* **Requirements**:
Copy the lines below verbatim, beginning with the line that includes "Read this page and output its text content." and continuing to the end; leave out everything before it.

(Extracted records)
###

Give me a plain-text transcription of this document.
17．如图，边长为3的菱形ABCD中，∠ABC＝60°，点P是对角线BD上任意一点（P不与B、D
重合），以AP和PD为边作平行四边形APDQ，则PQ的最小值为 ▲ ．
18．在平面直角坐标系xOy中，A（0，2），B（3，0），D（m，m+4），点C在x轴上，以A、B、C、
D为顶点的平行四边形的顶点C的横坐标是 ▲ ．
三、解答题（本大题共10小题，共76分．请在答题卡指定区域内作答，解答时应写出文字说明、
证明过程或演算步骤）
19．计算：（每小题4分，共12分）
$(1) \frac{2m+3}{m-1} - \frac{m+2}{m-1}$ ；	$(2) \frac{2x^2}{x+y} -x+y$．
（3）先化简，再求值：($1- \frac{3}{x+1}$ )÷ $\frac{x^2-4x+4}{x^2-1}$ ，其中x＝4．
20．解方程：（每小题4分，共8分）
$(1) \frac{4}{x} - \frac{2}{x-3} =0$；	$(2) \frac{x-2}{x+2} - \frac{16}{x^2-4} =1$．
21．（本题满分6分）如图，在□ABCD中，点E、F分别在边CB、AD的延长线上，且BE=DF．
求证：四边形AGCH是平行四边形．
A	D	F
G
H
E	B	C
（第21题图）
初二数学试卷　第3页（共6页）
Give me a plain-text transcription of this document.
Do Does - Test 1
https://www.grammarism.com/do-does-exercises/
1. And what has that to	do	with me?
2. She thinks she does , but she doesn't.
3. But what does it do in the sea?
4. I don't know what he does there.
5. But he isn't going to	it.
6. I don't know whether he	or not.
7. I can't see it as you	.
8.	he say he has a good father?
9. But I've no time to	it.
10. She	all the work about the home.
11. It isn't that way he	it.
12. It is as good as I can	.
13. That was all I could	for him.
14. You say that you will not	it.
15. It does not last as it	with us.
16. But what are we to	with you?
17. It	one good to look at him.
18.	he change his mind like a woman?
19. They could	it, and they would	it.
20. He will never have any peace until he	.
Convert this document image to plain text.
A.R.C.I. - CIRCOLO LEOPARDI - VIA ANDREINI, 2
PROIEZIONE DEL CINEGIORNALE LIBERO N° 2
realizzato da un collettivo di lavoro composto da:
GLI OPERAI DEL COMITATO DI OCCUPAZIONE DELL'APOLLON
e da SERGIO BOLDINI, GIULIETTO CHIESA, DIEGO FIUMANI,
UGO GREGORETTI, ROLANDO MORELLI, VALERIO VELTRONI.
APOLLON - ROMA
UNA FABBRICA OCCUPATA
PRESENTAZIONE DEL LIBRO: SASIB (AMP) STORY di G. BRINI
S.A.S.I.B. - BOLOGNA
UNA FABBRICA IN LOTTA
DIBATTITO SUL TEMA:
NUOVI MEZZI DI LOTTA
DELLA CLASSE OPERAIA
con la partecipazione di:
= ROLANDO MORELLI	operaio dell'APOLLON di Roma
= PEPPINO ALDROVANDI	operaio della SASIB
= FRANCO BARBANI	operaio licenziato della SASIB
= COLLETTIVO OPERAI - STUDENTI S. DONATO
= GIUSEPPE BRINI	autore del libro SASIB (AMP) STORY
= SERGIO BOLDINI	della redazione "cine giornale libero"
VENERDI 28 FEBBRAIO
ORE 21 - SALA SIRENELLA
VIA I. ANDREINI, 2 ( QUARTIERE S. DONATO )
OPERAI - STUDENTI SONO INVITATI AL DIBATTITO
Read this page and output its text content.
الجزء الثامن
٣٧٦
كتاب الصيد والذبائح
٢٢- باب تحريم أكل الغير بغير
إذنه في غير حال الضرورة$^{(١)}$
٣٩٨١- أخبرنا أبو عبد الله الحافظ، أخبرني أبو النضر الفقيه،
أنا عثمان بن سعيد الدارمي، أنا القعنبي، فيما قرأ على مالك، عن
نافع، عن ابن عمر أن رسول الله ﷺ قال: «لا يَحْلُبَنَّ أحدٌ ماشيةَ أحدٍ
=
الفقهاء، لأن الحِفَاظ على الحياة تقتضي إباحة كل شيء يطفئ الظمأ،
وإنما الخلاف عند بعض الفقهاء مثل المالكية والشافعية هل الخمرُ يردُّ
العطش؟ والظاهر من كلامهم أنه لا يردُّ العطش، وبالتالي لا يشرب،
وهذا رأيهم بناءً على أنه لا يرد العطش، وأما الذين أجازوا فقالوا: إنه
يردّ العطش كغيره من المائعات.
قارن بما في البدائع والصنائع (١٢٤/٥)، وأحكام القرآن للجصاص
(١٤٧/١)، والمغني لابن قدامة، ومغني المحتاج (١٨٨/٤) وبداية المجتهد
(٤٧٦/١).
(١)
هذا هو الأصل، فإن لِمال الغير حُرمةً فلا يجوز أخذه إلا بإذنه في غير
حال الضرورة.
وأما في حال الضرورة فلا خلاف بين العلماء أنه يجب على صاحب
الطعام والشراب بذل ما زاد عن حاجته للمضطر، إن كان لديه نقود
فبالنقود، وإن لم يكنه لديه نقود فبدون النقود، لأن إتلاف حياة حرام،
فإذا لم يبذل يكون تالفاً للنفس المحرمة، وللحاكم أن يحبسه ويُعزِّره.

###

* **Result of this exercise**:
Read this page and output its text content.
الجزء الثامن
٣٧٦
كتاب الصيد والذبائح
٢٢- باب تحريم أكل الغير بغير
إذنه في غير حال الضرورة$^{(١)}$
٣٩٨١- أخبرنا أبو عبد الله الحافظ، أخبرني أبو النضر الفقيه،
أنا عثمان بن سعيد الدارمي، أنا القعنبي، فيما قرأ على مالك، عن
نافع، عن ابن عمر أن رسول الله ﷺ قال: «لا يَحْلُبَنَّ أحدٌ ماشيةَ أحدٍ
=
الفقهاء، لأن الحِفَاظ على الحياة تقتضي إباحة كل شيء يطفئ الظمأ،
وإنما الخلاف عند بعض الفقهاء مثل المالكية والشافعية هل الخمرُ يردُّ
العطش؟ والظاهر من كلامهم أنه لا يردُّ العطش، وبالتالي لا يشرب،
وهذا رأيهم بناءً على أنه لا يرد العطش، وأما الذين أجازوا فقالوا: إنه
يردّ العطش كغيره من المائعات.
قارن بما في البدائع والصنائع (١٢٤/٥)، وأحكام القرآن للجصاص
(١٤٧/١)، والمغني لابن قدامة، ومغني المحتاج (١٨٨/٤) وبداية المجتهد
(٤٧٦/١).
(١)
هذا هو الأصل، فإن لِمال الغير حُرمةً فلا يجوز أخذه إلا بإذنه في غير
حال الضرورة.
وأما في حال الضرورة فلا خلاف بين العلماء أنه يجب على صاحب
الطعام والشراب بذل ما زاد عن حاجته للمضطر، إن كان لديه نقود
فبالنقود، وإن لم يكنه لديه نقود فبدون النقود، لأن إتلاف حياة حرام،
فإذا لم يبذل يكون تالفاً للنفس المحرمة، وللحاكم أن يحبسه ويُعزِّره.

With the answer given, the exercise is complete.